• **WHAT THE TASK REQUIRES**: Skip the pictures. Copy all the rest of the records down exactly.

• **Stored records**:
>>>>
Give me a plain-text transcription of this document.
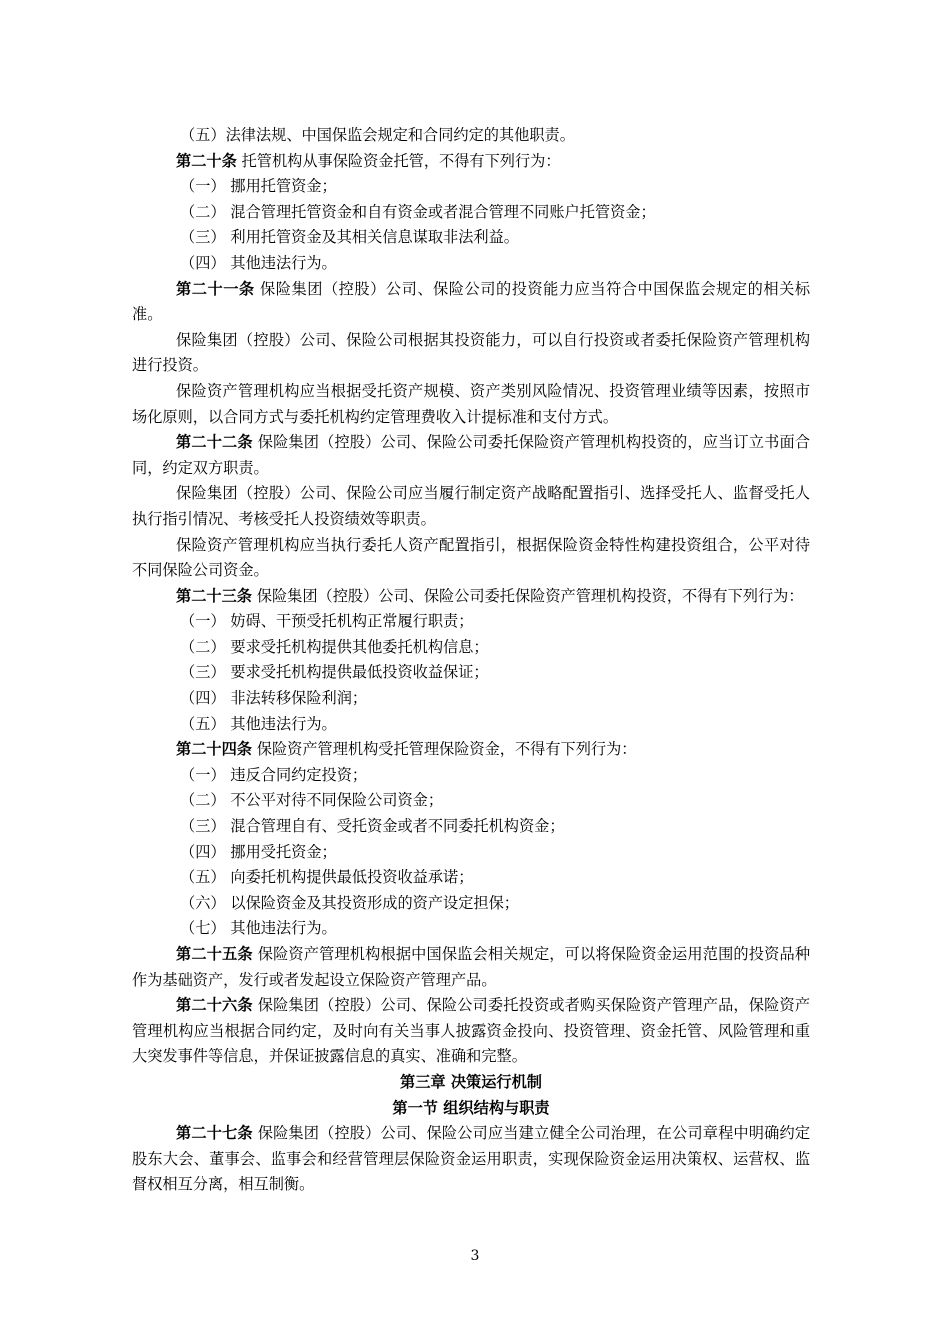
（五）法律法规、中国保监会规定和合同约定的其他职责。
第二十条 托管机构从事保险资金托管，不得有下列行为：
（一） 挪用托管资金；
（二） 混合管理托管资金和自有资金或者混合管理不同账户托管资金；
（三） 利用托管资金及其相关信息谋取非法利益。
（四） 其他违法行为。
第二十一条 保险集团（控股）公司、保险公司的投资能力应当符合中国保监会规定的相关标准。
保险集团（控股）公司、保险公司根据其投资能力，可以自行投资或者委托保险资产管理机构进行投资。
保险资产管理机构应当根据受托资产规模、资产类别风险情况、投资管理业绩等因素，按照市场化原则，以合同方式与委托机构约定管理费收入计提标准和支付方式。
第二十二条 保险集团（控股）公司、保险公司委托保险资产管理机构投资的，应当订立书面合同，约定双方职责。
保险集团（控股）公司、保险公司应当履行制定资产战略配置指引、选择受托人、监督受托人执行指引情况、考核受托人投资绩效等职责。
保险资产管理机构应当执行委托人资产配置指引，根据保险资金特性构建投资组合，公平对待不同保险公司资金。
第二十三条 保险集团（控股）公司、保险公司委托保险资产管理机构投资，不得有下列行为：
（一） 妨碍、干预受托机构正常履行职责；
（二） 要求受托机构提供其他委托机构信息；
（三） 要求受托机构提供最低投资收益保证；
（四） 非法转移保险利润；
（五） 其他违法行为。
第二十四条 保险资产管理机构受托管理保险资金，不得有下列行为：
（一） 违反合同约定投资；
（二） 不公平对待不同保险公司资金；
（三） 混合管理自有、受托资金或者不同委托机构资金；
（四） 挪用受托资金；
（五） 向委托机构提供最低投资收益承诺；
（六） 以保险资金及其投资形成的资产设定担保；
（七） 其他违法行为。
第二十五条 保险资产管理机构根据中国保监会相关规定，可以将保险资金运用范围的投资品种作为基础资产，发行或者发起设立保险资产管理产品。
第二十六条 保险集团（控股）公司、保险公司委托投资或者购买保险资产管理产品，保险资产管理机构应当根据合同约定，及时向有关当事人披露资金投向、投资管理、资金托管、风险管理和重大突发事件等信息，并保证披露信息的真实、准确和完整。
第三章 决策运行机制
第一节 组织结构与职责
第二十七条 保险集团（控股）公司、保险公司应当建立健全公司治理，在公司章程中明确约定股东大会、董事会、监事会和经营管理层保险资金运用职责，实现保险资金运用决策权、运营权、监督权相互分离，相互制衡。
3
<<<<
• **CORRECT RESULT**:
Give me a plain-text transcription of this document.
（五）法律法规、中国保监会规定和合同约定的其他职责。
第二十条 托管机构从事保险资金托管，不得有下列行为：
（一） 挪用托管资金；
（二） 混合管理托管资金和自有资金或者混合管理不同账户托管资金；
（三） 利用托管资金及其相关信息谋取非法利益。
（四） 其他违法行为。
第二十一条 保险集团（控股）公司、保险公司的投资能力应当符合中国保监会规定的相关标准。
保险集团（控股）公司、保险公司根据其投资能力，可以自行投资或者委托保险资产管理机构进行投资。
保险资产管理机构应当根据受托资产规模、资产类别风险情况、投资管理业绩等因素，按照市场化原则，以合同方式与委托机构约定管理费收入计提标准和支付方式。
第二十二条 保险集团（控股）公司、保险公司委托保险资产管理机构投资的，应当订立书面合同，约定双方职责。
保险集团（控股）公司、保险公司应当履行制定资产战略配置指引、选择受托人、监督受托人执行指引情况、考核受托人投资绩效等职责。
保险资产管理机构应当执行委托人资产配置指引，根据保险资金特性构建投资组合，公平对待不同保险公司资金。
第二十三条 保险集团（控股）公司、保险公司委托保险资产管理机构投资，不得有下列行为：
（一） 妨碍、干预受托机构正常履行职责；
（二） 要求受托机构提供其他委托机构信息；
（三） 要求受托机构提供最低投资收益保证；
（四） 非法转移保险利润；
（五） 其他违法行为。
第二十四条 保险资产管理机构受托管理保险资金，不得有下列行为：
（一） 违反合同约定投资；
（二） 不公平对待不同保险公司资金；
（三） 混合管理自有、受托资金或者不同委托机构资金；
（四） 挪用受托资金；
（五） 向委托机构提供最低投资收益承诺；
（六） 以保险资金及其投资形成的资产设定担保；
（七） 其他违法行为。
第二十五条 保险资产管理机构根据中国保监会相关规定，可以将保险资金运用范围的投资品种作为基础资产，发行或者发起设立保险资产管理产品。
第二十六条 保险集团（控股）公司、保险公司委托投资或者购买保险资产管理产品，保险资产管理机构应当根据合同约定，及时向有关当事人披露资金投向、投资管理、资金托管、风险管理和重大突发事件等信息，并保证披露信息的真实、准确和完整。
第三章 决策运行机制
第一节 组织结构与职责
第二十七条 保险集团（控股）公司、保险公司应当建立健全公司治理，在公司章程中明确约定股东大会、董事会、监事会和经营管理层保险资金运用职责，实现保险资金运用决策权、运营权、监督权相互分离，相互制衡。
3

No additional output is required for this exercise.